* **Goal**: Repeat the records below exactly as they appear.

* **Records**:
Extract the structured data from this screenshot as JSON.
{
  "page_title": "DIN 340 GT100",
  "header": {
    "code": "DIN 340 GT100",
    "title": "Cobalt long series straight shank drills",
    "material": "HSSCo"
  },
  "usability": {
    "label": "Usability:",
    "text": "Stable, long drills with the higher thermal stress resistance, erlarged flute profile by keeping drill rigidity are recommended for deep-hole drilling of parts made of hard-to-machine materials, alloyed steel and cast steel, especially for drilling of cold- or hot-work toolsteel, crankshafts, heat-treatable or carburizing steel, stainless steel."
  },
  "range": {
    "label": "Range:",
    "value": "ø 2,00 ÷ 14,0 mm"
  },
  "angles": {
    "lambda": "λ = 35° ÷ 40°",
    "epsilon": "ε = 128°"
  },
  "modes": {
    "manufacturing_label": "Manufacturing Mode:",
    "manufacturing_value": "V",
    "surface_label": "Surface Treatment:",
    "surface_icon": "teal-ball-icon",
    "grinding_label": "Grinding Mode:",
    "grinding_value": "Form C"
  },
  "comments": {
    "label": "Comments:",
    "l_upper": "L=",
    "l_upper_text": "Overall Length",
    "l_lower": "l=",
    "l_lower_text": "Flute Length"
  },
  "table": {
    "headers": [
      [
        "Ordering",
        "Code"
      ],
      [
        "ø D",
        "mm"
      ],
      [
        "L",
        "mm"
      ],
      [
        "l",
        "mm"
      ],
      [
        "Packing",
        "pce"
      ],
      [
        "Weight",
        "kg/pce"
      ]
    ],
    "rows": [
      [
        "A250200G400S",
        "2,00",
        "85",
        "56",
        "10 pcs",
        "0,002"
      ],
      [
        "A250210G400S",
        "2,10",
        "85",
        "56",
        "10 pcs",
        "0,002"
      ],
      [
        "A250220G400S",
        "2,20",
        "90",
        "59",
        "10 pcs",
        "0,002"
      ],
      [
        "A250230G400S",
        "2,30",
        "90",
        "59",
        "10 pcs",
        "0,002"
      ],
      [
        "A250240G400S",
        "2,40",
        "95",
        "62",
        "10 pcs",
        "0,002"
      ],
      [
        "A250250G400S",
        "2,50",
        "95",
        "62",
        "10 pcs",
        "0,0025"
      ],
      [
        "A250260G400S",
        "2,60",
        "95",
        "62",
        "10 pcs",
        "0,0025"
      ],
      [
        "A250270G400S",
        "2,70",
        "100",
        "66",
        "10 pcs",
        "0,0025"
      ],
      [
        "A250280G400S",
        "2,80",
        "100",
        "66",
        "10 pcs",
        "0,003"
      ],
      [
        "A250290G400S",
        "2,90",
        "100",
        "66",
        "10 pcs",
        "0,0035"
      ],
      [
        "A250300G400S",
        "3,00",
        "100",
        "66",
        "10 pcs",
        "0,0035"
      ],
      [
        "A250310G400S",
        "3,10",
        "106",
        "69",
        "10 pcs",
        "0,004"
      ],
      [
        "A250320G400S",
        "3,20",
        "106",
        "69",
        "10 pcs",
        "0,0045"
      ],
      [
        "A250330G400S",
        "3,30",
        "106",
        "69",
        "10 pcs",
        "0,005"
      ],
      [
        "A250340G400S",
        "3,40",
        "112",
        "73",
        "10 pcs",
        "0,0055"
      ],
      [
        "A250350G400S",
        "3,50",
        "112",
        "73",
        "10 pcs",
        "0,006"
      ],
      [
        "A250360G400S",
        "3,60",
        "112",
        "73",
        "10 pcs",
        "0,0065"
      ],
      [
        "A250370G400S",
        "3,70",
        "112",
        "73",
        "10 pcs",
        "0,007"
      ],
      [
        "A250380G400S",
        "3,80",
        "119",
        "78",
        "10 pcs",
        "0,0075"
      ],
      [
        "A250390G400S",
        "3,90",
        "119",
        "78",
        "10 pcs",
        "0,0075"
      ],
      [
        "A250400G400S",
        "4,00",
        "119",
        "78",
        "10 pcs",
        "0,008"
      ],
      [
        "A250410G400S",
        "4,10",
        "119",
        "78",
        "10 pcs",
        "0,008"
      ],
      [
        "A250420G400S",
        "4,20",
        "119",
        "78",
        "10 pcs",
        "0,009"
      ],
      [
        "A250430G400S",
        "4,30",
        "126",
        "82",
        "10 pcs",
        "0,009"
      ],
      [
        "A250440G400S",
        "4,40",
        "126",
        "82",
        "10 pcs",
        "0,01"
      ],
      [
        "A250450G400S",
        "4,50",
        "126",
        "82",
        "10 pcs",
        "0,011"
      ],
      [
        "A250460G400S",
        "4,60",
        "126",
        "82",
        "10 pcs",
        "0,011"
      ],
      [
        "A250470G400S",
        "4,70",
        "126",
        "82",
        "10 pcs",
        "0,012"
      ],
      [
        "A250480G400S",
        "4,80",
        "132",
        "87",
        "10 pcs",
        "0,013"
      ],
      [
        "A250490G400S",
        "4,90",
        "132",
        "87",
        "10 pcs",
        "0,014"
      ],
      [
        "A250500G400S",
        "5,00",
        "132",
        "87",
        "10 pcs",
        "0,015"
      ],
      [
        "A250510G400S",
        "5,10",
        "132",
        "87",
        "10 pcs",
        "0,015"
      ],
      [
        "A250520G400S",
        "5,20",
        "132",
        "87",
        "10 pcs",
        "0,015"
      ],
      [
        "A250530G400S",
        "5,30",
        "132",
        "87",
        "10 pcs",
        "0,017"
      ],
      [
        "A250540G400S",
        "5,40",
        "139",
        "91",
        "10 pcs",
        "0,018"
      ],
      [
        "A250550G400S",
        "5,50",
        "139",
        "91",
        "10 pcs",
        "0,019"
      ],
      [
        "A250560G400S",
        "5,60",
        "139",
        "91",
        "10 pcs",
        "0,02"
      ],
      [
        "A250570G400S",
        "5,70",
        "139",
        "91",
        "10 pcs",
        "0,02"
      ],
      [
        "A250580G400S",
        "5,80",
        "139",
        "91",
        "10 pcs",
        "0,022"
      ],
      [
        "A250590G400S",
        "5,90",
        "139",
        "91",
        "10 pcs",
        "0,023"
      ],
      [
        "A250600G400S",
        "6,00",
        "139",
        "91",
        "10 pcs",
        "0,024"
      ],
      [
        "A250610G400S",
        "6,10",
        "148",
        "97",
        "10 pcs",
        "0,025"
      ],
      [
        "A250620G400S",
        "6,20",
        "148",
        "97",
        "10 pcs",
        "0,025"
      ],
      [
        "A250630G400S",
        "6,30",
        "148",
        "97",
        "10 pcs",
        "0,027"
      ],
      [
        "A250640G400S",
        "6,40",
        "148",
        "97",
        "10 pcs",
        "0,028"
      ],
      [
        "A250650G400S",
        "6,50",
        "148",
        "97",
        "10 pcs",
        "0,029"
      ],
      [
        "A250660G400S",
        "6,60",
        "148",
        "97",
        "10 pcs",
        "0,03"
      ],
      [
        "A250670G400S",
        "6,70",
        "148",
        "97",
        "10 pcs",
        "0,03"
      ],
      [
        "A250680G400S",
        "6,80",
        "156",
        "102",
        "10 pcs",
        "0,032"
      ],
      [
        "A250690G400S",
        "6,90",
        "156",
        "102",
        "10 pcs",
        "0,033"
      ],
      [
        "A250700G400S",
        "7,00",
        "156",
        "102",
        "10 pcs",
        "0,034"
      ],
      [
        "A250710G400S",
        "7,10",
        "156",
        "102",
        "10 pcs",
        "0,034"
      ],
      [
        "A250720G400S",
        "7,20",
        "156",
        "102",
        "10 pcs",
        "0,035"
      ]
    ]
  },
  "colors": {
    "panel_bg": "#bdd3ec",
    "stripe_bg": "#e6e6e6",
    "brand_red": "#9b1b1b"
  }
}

* **Complete response**:
Extract the structured data from this screenshot as JSON.
{
  "page_title": "DIN 340 GT100",
  "header": {
    "code": "DIN 340 GT100",
    "title": "Cobalt long series straight shank drills",
    "material": "HSSCo"
  },
  "usability": {
    "label": "Usability:",
    "text": "Stable, long drills with the higher thermal stress resistance, erlarged flute profile by keeping drill rigidity are recommended for deep-hole drilling of parts made of hard-to-machine materials, alloyed steel and cast steel, especially for drilling of cold- or hot-work toolsteel, crankshafts, heat-treatable or carburizing steel, stainless steel."
  },
  "range": {
    "label": "Range:",
    "value": "ø 2,00 ÷ 14,0 mm"
  },
  "angles": {
    "lambda": "λ = 35° ÷ 40°",
    "epsilon": "ε = 128°"
  },
  "modes": {
    "manufacturing_label": "Manufacturing Mode:",
    "manufacturing_value": "V",
    "surface_label": "Surface Treatment:",
    "surface_icon": "teal-ball-icon",
    "grinding_label": "Grinding Mode:",
    "grinding_value": "Form C"
  },
  "comments": {
    "label": "Comments:",
    "l_upper": "L=",
    "l_upper_text": "Overall Length",
    "l_lower": "l=",
    "l_lower_text": "Flute Length"
  },
  "table": {
    "headers": [
      [
        "Ordering",
        "Code"
      ],
      [
        "ø D",
        "mm"
      ],
      [
        "L",
        "mm"
      ],
      [
        "l",
        "mm"
      ],
      [
        "Packing",
        "pce"
      ],
      [
        "Weight",
        "kg/pce"
      ]
    ],
    "rows": [
      [
        "A250200G400S",
        "2,00",
        "85",
        "56",
        "10 pcs",
        "0,002"
      ],
      [
        "A250210G400S",
        "2,10",
        "85",
        "56",
        "10 pcs",
        "0,002"
      ],
      [
        "A250220G400S",
        "2,20",
        "90",
        "59",
        "10 pcs",
        "0,002"
      ],
      [
        "A250230G400S",
        "2,30",
        "90",
        "59",
        "10 pcs",
        "0,002"
      ],
      [
        "A250240G400S",
        "2,40",
        "95",
        "62",
        "10 pcs",
        "0,002"
      ],
      [
        "A250250G400S",
        "2,50",
        "95",
        "62",
        "10 pcs",
        "0,0025"
      ],
      [
        "A250260G400S",
        "2,60",
        "95",
        "62",
        "10 pcs",
        "0,0025"
      ],
      [
        "A250270G400S",
        "2,70",
        "100",
        "66",
        "10 pcs",
        "0,0025"
      ],
      [
        "A250280G400S",
        "2,80",
        "100",
        "66",
        "10 pcs",
        "0,003"
      ],
      [
        "A250290G400S",
        "2,90",
        "100",
        "66",
        "10 pcs",
        "0,0035"
      ],
      [
        "A250300G400S",
        "3,00",
        "100",
        "66",
        "10 pcs",
        "0,0035"
      ],
      [
        "A250310G400S",
        "3,10",
        "106",
        "69",
        "10 pcs",
        "0,004"
      ],
      [
        "A250320G400S",
        "3,20",
        "106",
        "69",
        "10 pcs",
        "0,0045"
      ],
      [
        "A250330G400S",
        "3,30",
        "106",
        "69",
        "10 pcs",
        "0,005"
      ],
      [
        "A250340G400S",
        "3,40",
        "112",
        "73",
        "10 pcs",
        "0,0055"
      ],
      [
        "A250350G400S",
        "3,50",
        "112",
        "73",
        "10 pcs",
        "0,006"
      ],
      [
        "A250360G400S",
        "3,60",
        "112",
        "73",
        "10 pcs",
        "0,0065"
      ],
      [
        "A250370G400S",
        "3,70",
        "112",
        "73",
        "10 pcs",
        "0,007"
      ],
      [
        "A250380G400S",
        "3,80",
        "119",
        "78",
        "10 pcs",
        "0,0075"
      ],
      [
        "A250390G400S",
        "3,90",
        "119",
        "78",
        "10 pcs",
        "0,0075"
      ],
      [
        "A250400G400S",
        "4,00",
        "119",
        "78",
        "10 pcs",
        "0,008"
      ],
      [
        "A250410G400S",
        "4,10",
        "119",
        "78",
        "10 pcs",
        "0,008"
      ],
      [
        "A250420G400S",
        "4,20",
        "119",
        "78",
        "10 pcs",
        "0,009"
      ],
      [
        "A250430G400S",
        "4,30",
        "126",
        "82",
        "10 pcs",
        "0,009"
      ],
      [
        "A250440G400S",
        "4,40",
        "126",
        "82",
        "10 pcs",
        "0,01"
      ],
      [
        "A250450G400S",
        "4,50",
        "126",
        "82",
        "10 pcs",
        "0,011"
      ],
      [
        "A250460G400S",
        "4,60",
        "126",
        "82",
        "10 pcs",
        "0,011"
      ],
      [
        "A250470G400S",
        "4,70",
        "126",
        "82",
        "10 pcs",
        "0,012"
      ],
      [
        "A250480G400S",
        "4,80",
        "132",
        "87",
        "10 pcs",
        "0,013"
      ],
      [
        "A250490G400S",
        "4,90",
        "132",
        "87",
        "10 pcs",
        "0,014"
      ],
      [
        "A250500G400S",
        "5,00",
        "132",
        "87",
        "10 pcs",
        "0,015"
      ],
      [
        "A250510G400S",
        "5,10",
        "132",
        "87",
        "10 pcs",
        "0,015"
      ],
      [
        "A250520G400S",
        "5,20",
        "132",
        "87",
        "10 pcs",
        "0,015"
      ],
      [
        "A250530G400S",
        "5,30",
        "132",
        "87",
        "10 pcs",
        "0,017"
      ],
      [
        "A250540G400S",
        "5,40",
        "139",
        "91",
        "10 pcs",
        "0,018"
      ],
      [
        "A250550G400S",
        "5,50",
        "139",
        "91",
        "10 pcs",
        "0,019"
      ],
      [
        "A250560G400S",
        "5,60",
        "139",
        "91",
        "10 pcs",
        "0,02"
      ],
      [
        "A250570G400S",
        "5,70",
        "139",
        "91",
        "10 pcs",
        "0,02"
      ],
      [
        "A250580G400S",
        "5,80",
        "139",
        "91",
        "10 pcs",
        "0,022"
      ],
      [
        "A250590G400S",
        "5,90",
        "139",
        "91",
        "10 pcs",
        "0,023"
      ],
      [
        "A250600G400S",
        "6,00",
        "139",
        "91",
        "10 pcs",
        "0,024"
      ],
      [
        "A250610G400S",
        "6,10",
        "148",
        "97",
        "10 pcs",
        "0,025"
      ],
      [
        "A250620G400S",
        "6,20",
        "148",
        "97",
        "10 pcs",
        "0,025"
      ],
      [
        "A250630G400S",
        "6,30",
        "148",
        "97",
        "10 pcs",
        "0,027"
      ],
      [
        "A250640G400S",
        "6,40",
        "148",
        "97",
        "10 pcs",
        "0,028"
      ],
      [
        "A250650G400S",
        "6,50",
        "148",
        "97",
        "10 pcs",
        "0,029"
      ],
      [
        "A250660G400S",
        "6,60",
        "148",
        "97",
        "10 pcs",
        "0,03"
      ],
      [
        "A250670G400S",
        "6,70",
        "148",
        "97",
        "10 pcs",
        "0,03"
      ],
      [
        "A250680G400S",
        "6,80",
        "156",
        "102",
        "10 pcs",
        "0,032"
      ],
      [
        "A250690G400S",
        "6,90",
        "156",
        "102",
        "10 pcs",
        "0,033"
      ],
      [
        "A250700G400S",
        "7,00",
        "156",
        "102",
        "10 pcs",
        "0,034"
      ],
      [
        "A250710G400S",
        "7,10",
        "156",
        "102",
        "10 pcs",
        "0,034"
      ],
      [
        "A250720G400S",
        "7,20",
        "156",
        "102",
        "10 pcs",
        "0,035"
      ]
    ]
  },
  "colors": {
    "panel_bg": "#bdd3ec",
    "stripe_bg": "#e6e6e6",
    "brand_red": "#9b1b1b"
  }
}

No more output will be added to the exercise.